**Supplied material**
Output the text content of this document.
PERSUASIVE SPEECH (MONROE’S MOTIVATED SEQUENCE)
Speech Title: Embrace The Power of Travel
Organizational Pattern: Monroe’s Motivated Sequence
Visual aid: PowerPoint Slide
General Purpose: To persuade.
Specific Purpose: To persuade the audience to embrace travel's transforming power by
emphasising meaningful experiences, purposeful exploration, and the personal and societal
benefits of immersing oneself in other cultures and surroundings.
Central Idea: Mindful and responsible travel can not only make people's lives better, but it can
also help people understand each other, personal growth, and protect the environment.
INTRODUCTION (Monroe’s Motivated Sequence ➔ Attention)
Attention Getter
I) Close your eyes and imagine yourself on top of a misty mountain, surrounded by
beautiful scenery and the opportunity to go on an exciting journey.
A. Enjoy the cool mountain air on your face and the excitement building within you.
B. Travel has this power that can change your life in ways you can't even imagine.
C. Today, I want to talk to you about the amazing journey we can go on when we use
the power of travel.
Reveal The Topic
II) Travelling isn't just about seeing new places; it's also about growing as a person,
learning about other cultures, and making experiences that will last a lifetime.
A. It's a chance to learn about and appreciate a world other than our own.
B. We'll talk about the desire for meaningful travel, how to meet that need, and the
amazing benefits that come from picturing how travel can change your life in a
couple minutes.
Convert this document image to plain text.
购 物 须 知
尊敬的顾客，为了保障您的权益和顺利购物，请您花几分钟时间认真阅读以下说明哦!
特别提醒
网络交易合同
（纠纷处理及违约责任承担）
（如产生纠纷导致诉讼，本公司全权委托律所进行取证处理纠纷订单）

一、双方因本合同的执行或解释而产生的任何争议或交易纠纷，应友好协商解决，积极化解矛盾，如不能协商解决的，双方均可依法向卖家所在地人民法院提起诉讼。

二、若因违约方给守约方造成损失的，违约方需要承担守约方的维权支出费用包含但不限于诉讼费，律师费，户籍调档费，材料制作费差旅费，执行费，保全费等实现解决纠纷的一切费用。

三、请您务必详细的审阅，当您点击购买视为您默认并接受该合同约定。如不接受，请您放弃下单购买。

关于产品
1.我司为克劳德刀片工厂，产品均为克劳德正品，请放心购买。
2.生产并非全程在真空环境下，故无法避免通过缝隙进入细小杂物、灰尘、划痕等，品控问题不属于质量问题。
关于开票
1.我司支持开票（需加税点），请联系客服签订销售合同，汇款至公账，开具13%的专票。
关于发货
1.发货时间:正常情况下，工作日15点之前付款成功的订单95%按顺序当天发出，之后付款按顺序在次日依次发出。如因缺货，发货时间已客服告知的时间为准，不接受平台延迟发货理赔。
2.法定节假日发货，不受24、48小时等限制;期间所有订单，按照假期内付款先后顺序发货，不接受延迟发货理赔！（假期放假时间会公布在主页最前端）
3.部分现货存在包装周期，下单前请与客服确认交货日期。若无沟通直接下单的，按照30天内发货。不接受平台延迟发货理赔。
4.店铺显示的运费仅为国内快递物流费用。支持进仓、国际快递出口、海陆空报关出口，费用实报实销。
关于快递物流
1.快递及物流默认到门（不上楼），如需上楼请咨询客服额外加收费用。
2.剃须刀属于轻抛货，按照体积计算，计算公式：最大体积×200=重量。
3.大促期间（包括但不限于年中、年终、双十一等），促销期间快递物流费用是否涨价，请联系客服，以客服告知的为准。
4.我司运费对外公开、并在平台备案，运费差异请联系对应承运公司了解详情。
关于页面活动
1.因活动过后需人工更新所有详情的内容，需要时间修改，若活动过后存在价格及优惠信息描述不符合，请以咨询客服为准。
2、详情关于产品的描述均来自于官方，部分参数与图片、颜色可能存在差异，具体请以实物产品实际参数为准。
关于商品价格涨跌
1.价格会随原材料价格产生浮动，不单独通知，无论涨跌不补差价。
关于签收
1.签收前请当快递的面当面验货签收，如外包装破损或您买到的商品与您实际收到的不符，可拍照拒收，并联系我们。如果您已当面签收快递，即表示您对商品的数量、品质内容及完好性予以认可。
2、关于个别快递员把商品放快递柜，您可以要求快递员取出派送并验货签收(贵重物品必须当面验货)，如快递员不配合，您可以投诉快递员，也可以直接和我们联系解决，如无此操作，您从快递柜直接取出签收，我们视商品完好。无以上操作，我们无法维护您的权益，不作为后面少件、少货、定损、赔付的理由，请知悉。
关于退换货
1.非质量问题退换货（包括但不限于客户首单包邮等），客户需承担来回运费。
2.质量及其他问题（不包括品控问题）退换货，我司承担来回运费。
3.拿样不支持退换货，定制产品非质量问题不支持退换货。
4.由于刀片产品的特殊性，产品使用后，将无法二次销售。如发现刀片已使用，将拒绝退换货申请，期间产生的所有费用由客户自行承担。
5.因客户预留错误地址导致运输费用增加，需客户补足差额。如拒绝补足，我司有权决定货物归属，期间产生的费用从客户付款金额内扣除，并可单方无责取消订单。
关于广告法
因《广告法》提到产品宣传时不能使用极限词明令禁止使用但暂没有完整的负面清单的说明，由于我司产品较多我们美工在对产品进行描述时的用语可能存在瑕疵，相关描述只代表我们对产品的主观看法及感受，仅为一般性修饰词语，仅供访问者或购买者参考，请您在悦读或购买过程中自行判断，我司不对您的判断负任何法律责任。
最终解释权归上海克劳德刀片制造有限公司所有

**Set exercise**
Within the entries above, report how many lines include "change", and keep the answer to the number.

**Expected answer**
2